### Objective:
Could you write out every entry exactly as it stands?

### Excerpted records:
*****
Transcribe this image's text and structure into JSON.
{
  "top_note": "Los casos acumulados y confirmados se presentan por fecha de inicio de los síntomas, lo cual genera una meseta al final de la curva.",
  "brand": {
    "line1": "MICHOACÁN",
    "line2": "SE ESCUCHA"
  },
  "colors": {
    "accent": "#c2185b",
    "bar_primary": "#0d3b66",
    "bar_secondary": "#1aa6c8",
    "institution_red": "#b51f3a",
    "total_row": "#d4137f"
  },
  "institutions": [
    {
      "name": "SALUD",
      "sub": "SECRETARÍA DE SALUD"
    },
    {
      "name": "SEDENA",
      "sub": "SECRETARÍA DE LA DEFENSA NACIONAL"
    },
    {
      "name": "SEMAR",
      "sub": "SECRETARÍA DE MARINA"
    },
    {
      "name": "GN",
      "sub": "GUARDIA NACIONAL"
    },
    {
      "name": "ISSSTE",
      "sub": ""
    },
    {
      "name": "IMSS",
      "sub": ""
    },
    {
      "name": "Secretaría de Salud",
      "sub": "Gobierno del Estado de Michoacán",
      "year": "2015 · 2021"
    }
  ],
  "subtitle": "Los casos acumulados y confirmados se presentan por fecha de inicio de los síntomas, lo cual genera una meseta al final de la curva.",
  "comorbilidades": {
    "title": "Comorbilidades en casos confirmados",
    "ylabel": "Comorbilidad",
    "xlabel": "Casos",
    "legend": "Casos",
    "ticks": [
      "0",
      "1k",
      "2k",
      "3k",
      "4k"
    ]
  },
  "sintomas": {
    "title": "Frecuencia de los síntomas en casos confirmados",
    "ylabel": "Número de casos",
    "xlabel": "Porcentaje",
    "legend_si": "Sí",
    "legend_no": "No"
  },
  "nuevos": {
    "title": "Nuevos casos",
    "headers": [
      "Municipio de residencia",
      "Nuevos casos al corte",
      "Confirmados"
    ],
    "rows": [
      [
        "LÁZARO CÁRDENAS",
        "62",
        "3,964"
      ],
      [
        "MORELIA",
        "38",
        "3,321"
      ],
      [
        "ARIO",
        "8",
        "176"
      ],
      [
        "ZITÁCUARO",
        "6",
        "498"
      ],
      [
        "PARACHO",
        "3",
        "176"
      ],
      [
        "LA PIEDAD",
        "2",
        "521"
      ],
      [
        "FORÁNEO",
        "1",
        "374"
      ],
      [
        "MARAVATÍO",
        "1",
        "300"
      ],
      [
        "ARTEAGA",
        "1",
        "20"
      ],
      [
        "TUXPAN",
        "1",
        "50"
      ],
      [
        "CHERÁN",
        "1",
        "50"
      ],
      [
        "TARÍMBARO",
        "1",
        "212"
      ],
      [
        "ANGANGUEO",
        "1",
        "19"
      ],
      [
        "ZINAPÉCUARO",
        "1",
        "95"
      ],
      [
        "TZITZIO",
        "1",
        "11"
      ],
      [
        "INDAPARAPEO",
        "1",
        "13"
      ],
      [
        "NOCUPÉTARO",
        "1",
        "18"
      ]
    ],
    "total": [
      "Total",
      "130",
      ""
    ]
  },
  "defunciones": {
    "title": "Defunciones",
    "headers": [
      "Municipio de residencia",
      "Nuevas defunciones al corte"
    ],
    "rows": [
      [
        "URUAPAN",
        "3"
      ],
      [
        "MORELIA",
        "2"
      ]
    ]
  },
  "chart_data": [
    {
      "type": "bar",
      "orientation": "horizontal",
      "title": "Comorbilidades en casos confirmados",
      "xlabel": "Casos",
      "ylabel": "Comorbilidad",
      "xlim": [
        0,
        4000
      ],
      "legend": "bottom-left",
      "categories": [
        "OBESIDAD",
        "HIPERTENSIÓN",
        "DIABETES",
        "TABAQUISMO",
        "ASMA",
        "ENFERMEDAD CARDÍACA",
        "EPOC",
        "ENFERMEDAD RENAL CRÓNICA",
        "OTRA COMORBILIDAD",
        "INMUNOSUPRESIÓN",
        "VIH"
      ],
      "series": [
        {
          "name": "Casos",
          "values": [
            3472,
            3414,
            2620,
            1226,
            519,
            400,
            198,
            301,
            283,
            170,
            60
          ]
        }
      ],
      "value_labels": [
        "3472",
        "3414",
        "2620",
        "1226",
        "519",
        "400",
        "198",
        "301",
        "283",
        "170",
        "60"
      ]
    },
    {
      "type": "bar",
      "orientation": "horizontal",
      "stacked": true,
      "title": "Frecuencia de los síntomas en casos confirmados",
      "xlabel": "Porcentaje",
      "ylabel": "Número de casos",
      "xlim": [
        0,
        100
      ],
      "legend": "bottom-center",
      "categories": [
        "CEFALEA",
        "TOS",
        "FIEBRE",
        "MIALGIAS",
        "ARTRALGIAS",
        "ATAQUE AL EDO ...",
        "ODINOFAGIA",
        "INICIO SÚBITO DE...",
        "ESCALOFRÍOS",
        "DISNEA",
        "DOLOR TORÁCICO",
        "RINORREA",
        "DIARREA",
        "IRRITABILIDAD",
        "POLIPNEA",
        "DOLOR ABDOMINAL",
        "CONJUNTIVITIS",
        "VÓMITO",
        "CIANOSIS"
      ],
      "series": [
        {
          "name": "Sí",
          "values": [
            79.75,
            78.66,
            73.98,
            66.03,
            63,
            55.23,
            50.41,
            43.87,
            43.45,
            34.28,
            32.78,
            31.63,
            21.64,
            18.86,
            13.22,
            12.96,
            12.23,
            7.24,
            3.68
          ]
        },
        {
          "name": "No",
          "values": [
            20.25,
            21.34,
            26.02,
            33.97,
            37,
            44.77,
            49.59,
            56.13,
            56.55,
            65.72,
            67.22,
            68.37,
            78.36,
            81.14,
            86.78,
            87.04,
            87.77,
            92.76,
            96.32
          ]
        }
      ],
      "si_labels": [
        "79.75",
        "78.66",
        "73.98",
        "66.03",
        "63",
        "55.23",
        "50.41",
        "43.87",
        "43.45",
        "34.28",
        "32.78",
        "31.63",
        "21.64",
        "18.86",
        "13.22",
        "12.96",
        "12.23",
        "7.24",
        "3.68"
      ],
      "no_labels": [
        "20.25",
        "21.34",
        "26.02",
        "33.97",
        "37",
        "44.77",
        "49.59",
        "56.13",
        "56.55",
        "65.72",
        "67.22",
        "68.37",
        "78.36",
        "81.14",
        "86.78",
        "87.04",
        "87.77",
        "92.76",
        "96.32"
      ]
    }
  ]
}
*****
### Answer:
Transcribe this image's text and structure into JSON.
{
  "top_note": "Los casos acumulados y confirmados se presentan por fecha de inicio de los síntomas, lo cual genera una meseta al final de la curva.",
  "brand": {
    "line1": "MICHOACÁN",
    "line2": "SE ESCUCHA"
  },
  "colors": {
    "accent": "#c2185b",
    "bar_primary": "#0d3b66",
    "bar_secondary": "#1aa6c8",
    "institution_red": "#b51f3a",
    "total_row": "#d4137f"
  },
  "institutions": [
    {
      "name": "SALUD",
      "sub": "SECRETARÍA DE SALUD"
    },
    {
      "name": "SEDENA",
      "sub": "SECRETARÍA DE LA DEFENSA NACIONAL"
    },
    {
      "name": "SEMAR",
      "sub": "SECRETARÍA DE MARINA"
    },
    {
      "name": "GN",
      "sub": "GUARDIA NACIONAL"
    },
    {
      "name": "ISSSTE",
      "sub": ""
    },
    {
      "name": "IMSS",
      "sub": ""
    },
    {
      "name": "Secretaría de Salud",
      "sub": "Gobierno del Estado de Michoacán",
      "year": "2015 · 2021"
    }
  ],
  "subtitle": "Los casos acumulados y confirmados se presentan por fecha de inicio de los síntomas, lo cual genera una meseta al final de la curva.",
  "comorbilidades": {
    "title": "Comorbilidades en casos confirmados",
    "ylabel": "Comorbilidad",
    "xlabel": "Casos",
    "legend": "Casos",
    "ticks": [
      "0",
      "1k",
      "2k",
      "3k",
      "4k"
    ]
  },
  "sintomas": {
    "title": "Frecuencia de los síntomas en casos confirmados",
    "ylabel": "Número de casos",
    "xlabel": "Porcentaje",
    "legend_si": "Sí",
    "legend_no": "No"
  },
  "nuevos": {
    "title": "Nuevos casos",
    "headers": [
      "Municipio de residencia",
      "Nuevos casos al corte",
      "Confirmados"
    ],
    "rows": [
      [
        "LÁZARO CÁRDENAS",
        "62",
        "3,964"
      ],
      [
        "MORELIA",
        "38",
        "3,321"
      ],
      [
        "ARIO",
        "8",
        "176"
      ],
      [
        "ZITÁCUARO",
        "6",
        "498"
      ],
      [
        "PARACHO",
        "3",
        "176"
      ],
      [
        "LA PIEDAD",
        "2",
        "521"
      ],
      [
        "FORÁNEO",
        "1",
        "374"
      ],
      [
        "MARAVATÍO",
        "1",
        "300"
      ],
      [
        "ARTEAGA",
        "1",
        "20"
      ],
      [
        "TUXPAN",
        "1",
        "50"
      ],
      [
        "CHERÁN",
        "1",
        "50"
      ],
      [
        "TARÍMBARO",
        "1",
        "212"
      ],
      [
        "ANGANGUEO",
        "1",
        "19"
      ],
      [
        "ZINAPÉCUARO",
        "1",
        "95"
      ],
      [
        "TZITZIO",
        "1",
        "11"
      ],
      [
        "INDAPARAPEO",
        "1",
        "13"
      ],
      [
        "NOCUPÉTARO",
        "1",
        "18"
      ]
    ],
    "total": [
      "Total",
      "130",
      ""
    ]
  },
  "defunciones": {
    "title": "Defunciones",
    "headers": [
      "Municipio de residencia",
      "Nuevas defunciones al corte"
    ],
    "rows": [
      [
        "URUAPAN",
        "3"
      ],
      [
        "MORELIA",
        "2"
      ]
    ]
  },
  "chart_data": [
    {
      "type": "bar",
      "orientation": "horizontal",
      "title": "Comorbilidades en casos confirmados",
      "xlabel": "Casos",
      "ylabel": "Comorbilidad",
      "xlim": [
        0,
        4000
      ],
      "legend": "bottom-left",
      "categories": [
        "OBESIDAD",
        "HIPERTENSIÓN",
        "DIABETES",
        "TABAQUISMO",
        "ASMA",
        "ENFERMEDAD CARDÍACA",
        "EPOC",
        "ENFERMEDAD RENAL CRÓNICA",
        "OTRA COMORBILIDAD",
        "INMUNOSUPRESIÓN",
        "VIH"
      ],
      "series": [
        {
          "name": "Casos",
          "values": [
            3472,
            3414,
            2620,
            1226,
            519,
            400,
            198,
            301,
            283,
            170,
            60
          ]
        }
      ],
      "value_labels": [
        "3472",
        "3414",
        "2620",
        "1226",
        "519",
        "400",
        "198",
        "301",
        "283",
        "170",
        "60"
      ]
    },
    {
      "type": "bar",
      "orientation": "horizontal",
      "stacked": true,
      "title": "Frecuencia de los síntomas en casos confirmados",
      "xlabel": "Porcentaje",
      "ylabel": "Número de casos",
      "xlim": [
        0,
        100
      ],
      "legend": "bottom-center",
      "categories": [
        "CEFALEA",
        "TOS",
        "FIEBRE",
        "MIALGIAS",
        "ARTRALGIAS",
        "ATAQUE AL EDO ...",
        "ODINOFAGIA",
        "INICIO SÚBITO DE...",
        "ESCALOFRÍOS",
        "DISNEA",
        "DOLOR TORÁCICO",
        "RINORREA",
        "DIARREA",
        "IRRITABILIDAD",
        "POLIPNEA",
        "DOLOR ABDOMINAL",
        "CONJUNTIVITIS",
        "VÓMITO",
        "CIANOSIS"
      ],
      "series": [
        {
          "name": "Sí",
          "values": [
            79.75,
            78.66,
            73.98,
            66.03,
            63,
            55.23,
            50.41,
            43.87,
            43.45,
            34.28,
            32.78,
            31.63,
            21.64,
            18.86,
            13.22,
            12.96,
            12.23,
            7.24,
            3.68
          ]
        },
        {
          "name": "No",
          "values": [
            20.25,
            21.34,
            26.02,
            33.97,
            37,
            44.77,
            49.59,
            56.13,
            56.55,
            65.72,
            67.22,
            68.37,
            78.36,
            81.14,
            86.78,
            87.04,
            87.77,
            92.76,
            96.32
          ]
        }
      ],
      "si_labels": [
        "79.75",
        "78.66",
        "73.98",
        "66.03",
        "63",
        "55.23",
        "50.41",
        "43.87",
        "43.45",
        "34.28",
        "32.78",
        "31.63",
        "21.64",
        "18.86",
        "13.22",
        "12.96",
        "12.23",
        "7.24",
        "3.68"
      ],
      "no_labels": [
        "20.25",
        "21.34",
        "26.02",
        "33.97",
        "37",
        "44.77",
        "49.59",
        "56.13",
        "56.55",
        "65.72",
        "67.22",
        "68.37",
        "78.36",
        "81.14",
        "86.78",
        "87.04",
        "87.77",
        "92.76",
        "96.32"
      ]
    }
  ]
}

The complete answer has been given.